What to work on - Keep the pictures out and restate every record exactly.

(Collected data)
Start

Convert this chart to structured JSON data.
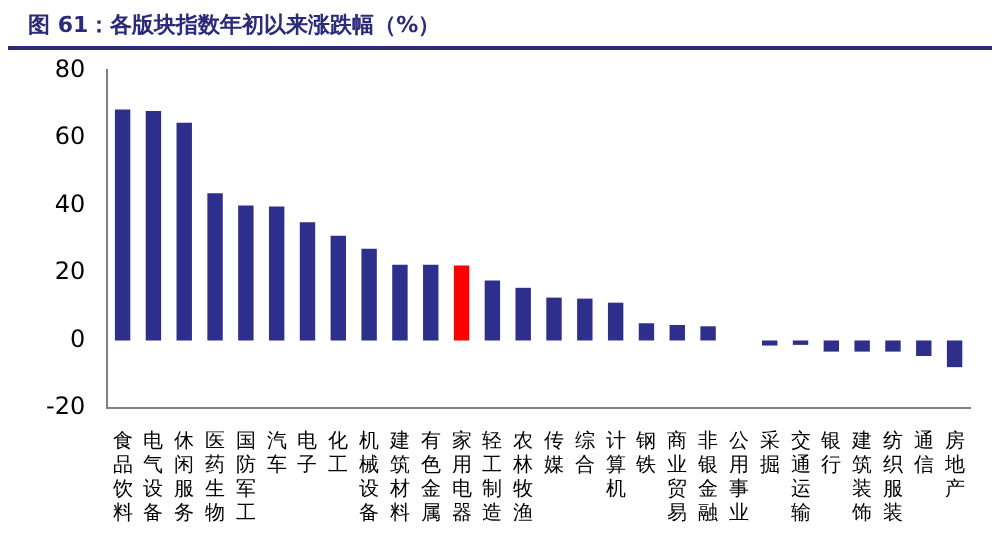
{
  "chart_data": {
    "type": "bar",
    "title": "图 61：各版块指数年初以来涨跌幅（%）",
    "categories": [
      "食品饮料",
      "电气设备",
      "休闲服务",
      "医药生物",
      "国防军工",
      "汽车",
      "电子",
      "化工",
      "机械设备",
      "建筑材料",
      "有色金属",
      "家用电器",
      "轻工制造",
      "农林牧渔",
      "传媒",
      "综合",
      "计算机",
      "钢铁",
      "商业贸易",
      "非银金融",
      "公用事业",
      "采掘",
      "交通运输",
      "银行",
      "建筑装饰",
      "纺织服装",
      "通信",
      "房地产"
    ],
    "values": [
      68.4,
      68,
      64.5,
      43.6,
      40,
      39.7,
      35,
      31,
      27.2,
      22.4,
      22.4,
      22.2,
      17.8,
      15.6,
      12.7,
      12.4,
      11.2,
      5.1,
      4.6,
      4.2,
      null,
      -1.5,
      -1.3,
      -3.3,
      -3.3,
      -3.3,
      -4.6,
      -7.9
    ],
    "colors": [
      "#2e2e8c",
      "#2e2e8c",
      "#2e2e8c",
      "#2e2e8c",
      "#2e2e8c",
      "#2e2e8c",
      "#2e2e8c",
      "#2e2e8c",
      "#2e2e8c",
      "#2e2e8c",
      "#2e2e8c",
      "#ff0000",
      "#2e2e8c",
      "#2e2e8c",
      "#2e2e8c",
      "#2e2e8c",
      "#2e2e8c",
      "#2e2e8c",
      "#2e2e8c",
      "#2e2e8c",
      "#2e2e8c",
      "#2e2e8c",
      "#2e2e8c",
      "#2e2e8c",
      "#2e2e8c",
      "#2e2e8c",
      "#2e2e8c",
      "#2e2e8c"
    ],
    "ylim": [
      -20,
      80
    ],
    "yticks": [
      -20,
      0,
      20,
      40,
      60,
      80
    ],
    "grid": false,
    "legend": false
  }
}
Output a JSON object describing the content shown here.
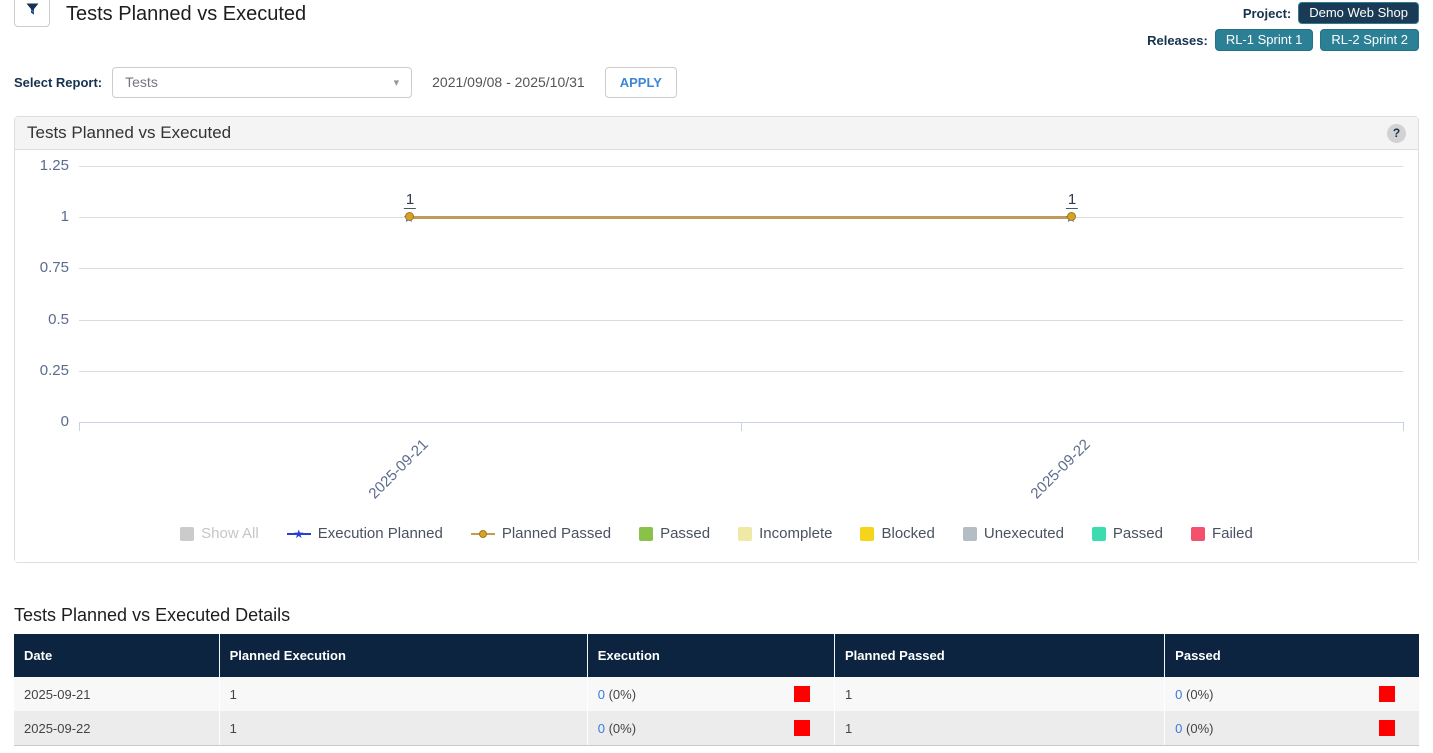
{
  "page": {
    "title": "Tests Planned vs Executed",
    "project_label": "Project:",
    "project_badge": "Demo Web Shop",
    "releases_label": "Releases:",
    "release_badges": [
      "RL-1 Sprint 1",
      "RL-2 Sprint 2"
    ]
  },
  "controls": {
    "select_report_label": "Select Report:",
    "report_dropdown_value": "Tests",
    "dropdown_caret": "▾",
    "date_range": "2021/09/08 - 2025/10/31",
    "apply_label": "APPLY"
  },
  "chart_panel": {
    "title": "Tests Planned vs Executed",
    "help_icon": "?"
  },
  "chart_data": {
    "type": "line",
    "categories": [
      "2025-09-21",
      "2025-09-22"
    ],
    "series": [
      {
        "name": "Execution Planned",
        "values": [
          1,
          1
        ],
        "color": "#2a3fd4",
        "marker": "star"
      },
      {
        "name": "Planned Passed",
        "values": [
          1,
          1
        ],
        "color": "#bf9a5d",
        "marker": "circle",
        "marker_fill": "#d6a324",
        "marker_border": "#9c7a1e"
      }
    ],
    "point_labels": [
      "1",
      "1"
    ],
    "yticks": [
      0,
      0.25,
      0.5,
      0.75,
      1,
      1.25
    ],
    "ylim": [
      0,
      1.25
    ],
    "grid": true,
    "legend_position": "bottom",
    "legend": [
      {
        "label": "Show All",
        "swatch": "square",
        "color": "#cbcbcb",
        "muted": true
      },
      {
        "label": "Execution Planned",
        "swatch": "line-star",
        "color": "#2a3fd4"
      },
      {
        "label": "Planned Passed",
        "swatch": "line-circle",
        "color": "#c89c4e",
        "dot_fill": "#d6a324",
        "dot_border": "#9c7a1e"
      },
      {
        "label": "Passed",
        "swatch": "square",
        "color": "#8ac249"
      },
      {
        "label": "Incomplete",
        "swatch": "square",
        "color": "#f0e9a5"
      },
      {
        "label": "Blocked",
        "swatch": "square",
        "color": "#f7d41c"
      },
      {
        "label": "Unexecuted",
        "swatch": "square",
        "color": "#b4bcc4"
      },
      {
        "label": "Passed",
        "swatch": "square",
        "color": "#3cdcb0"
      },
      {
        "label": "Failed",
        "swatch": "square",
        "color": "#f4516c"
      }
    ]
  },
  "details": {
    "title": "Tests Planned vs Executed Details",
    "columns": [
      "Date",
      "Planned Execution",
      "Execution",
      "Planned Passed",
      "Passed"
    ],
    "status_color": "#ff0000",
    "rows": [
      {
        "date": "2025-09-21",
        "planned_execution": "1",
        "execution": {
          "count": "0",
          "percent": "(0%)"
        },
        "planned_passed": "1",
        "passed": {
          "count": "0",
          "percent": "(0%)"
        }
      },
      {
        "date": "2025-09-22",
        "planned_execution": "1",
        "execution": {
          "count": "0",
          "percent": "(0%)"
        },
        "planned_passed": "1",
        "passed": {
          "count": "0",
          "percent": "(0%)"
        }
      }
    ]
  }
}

End

Answer to this problem -
Convert this chart to structured JSON data.
{
  "chart_data": {
    "type": "bar",
    "title": "图 61：各版块指数年初以来涨跌幅（%）",
    "categories": [
      "食品饮料",
      "电气设备",
      "休闲服务",
      "医药生物",
      "国防军工",
      "汽车",
      "电子",
      "化工",
      "机械设备",
      "建筑材料",
      "有色金属",
      "家用电器",
      "轻工制造",
      "农林牧渔",
      "传媒",
      "综合",
      "计算机",
      "钢铁",
      "商业贸易",
      "非银金融",
      "公用事业",
      "采掘",
      "交通运输",
      "银行",
      "建筑装饰",
      "纺织服装",
      "通信",
      "房地产"
    ],
    "values": [
      68.4,
      68,
      64.5,
      43.6,
      40,
      39.7,
      35,
      31,
      27.2,
      22.4,
      22.4,
      22.2,
      17.8,
      15.6,
      12.7,
      12.4,
      11.2,
      5.1,
      4.6,
      4.2,
      null,
      -1.5,
      -1.3,
      -3.3,
      -3.3,
      -3.3,
      -4.6,
      -7.9
    ],
    "colors": [
      "#2e2e8c",
      "#2e2e8c",
      "#2e2e8c",
      "#2e2e8c",
      "#2e2e8c",
      "#2e2e8c",
      "#2e2e8c",
      "#2e2e8c",
      "#2e2e8c",
      "#2e2e8c",
      "#2e2e8c",
      "#ff0000",
      "#2e2e8c",
      "#2e2e8c",
      "#2e2e8c",
      "#2e2e8c",
      "#2e2e8c",
      "#2e2e8c",
      "#2e2e8c",
      "#2e2e8c",
      "#2e2e8c",
      "#2e2e8c",
      "#2e2e8c",
      "#2e2e8c",
      "#2e2e8c",
      "#2e2e8c",
      "#2e2e8c",
      "#2e2e8c"
    ],
    "ylim": [
      -20,
      80
    ],
    "yticks": [
      -20,
      0,
      20,
      40,
      60,
      80
    ],
    "grid": false,
    "legend": false
  }
}
Output a JSON object describing the content shown here.
{
  "page": {
    "title": "Tests Planned vs Executed",
    "project_label": "Project:",
    "project_badge": "Demo Web Shop",
    "releases_label": "Releases:",
    "release_badges": [
      "RL-1 Sprint 1",
      "RL-2 Sprint 2"
    ]
  },
  "controls": {
    "select_report_label": "Select Report:",
    "report_dropdown_value": "Tests",
    "dropdown_caret": "▾",
    "date_range": "2021/09/08 - 2025/10/31",
    "apply_label": "APPLY"
  },
  "chart_panel": {
    "title": "Tests Planned vs Executed",
    "help_icon": "?"
  },
  "chart_data": {
    "type": "line",
    "categories": [
      "2025-09-21",
      "2025-09-22"
    ],
    "series": [
      {
        "name": "Execution Planned",
        "values": [
          1,
          1
        ],
        "color": "#2a3fd4",
        "marker": "star"
      },
      {
        "name": "Planned Passed",
        "values": [
          1,
          1
        ],
        "color": "#bf9a5d",
        "marker": "circle",
        "marker_fill": "#d6a324",
        "marker_border": "#9c7a1e"
      }
    ],
    "point_labels": [
      "1",
      "1"
    ],
    "yticks": [
      0,
      0.25,
      0.5,
      0.75,
      1,
      1.25
    ],
    "ylim": [
      0,
      1.25
    ],
    "grid": true,
    "legend_position": "bottom",
    "legend": [
      {
        "label": "Show All",
        "swatch": "square",
        "color": "#cbcbcb",
        "muted": true
      },
      {
        "label": "Execution Planned",
        "swatch": "line-star",
        "color": "#2a3fd4"
      },
      {
        "label": "Planned Passed",
        "swatch": "line-circle",
        "color": "#c89c4e",
        "dot_fill": "#d6a324",
        "dot_border": "#9c7a1e"
      },
      {
        "label": "Passed",
        "swatch": "square",
        "color": "#8ac249"
      },
      {
        "label": "Incomplete",
        "swatch": "square",
        "color": "#f0e9a5"
      },
      {
        "label": "Blocked",
        "swatch": "square",
        "color": "#f7d41c"
      },
      {
        "label": "Unexecuted",
        "swatch": "square",
        "color": "#b4bcc4"
      },
      {
        "label": "Passed",
        "swatch": "square",
        "color": "#3cdcb0"
      },
      {
        "label": "Failed",
        "swatch": "square",
        "color": "#f4516c"
      }
    ]
  },
  "details": {
    "title": "Tests Planned vs Executed Details",
    "columns": [
      "Date",
      "Planned Execution",
      "Execution",
      "Planned Passed",
      "Passed"
    ],
    "status_color": "#ff0000",
    "rows": [
      {
        "date": "2025-09-21",
        "planned_execution": "1",
        "execution": {
          "count": "0",
          "percent": "(0%)"
        },
        "planned_passed": "1",
        "passed": {
          "count": "0",
          "percent": "(0%)"
        }
      },
      {
        "date": "2025-09-22",
        "planned_execution": "1",
        "execution": {
          "count": "0",
          "percent": "(0%)"
        },
        "planned_passed": "1",
        "passed": {
          "count": "0",
          "percent": "(0%)"
        }
      }
    ]
  }
}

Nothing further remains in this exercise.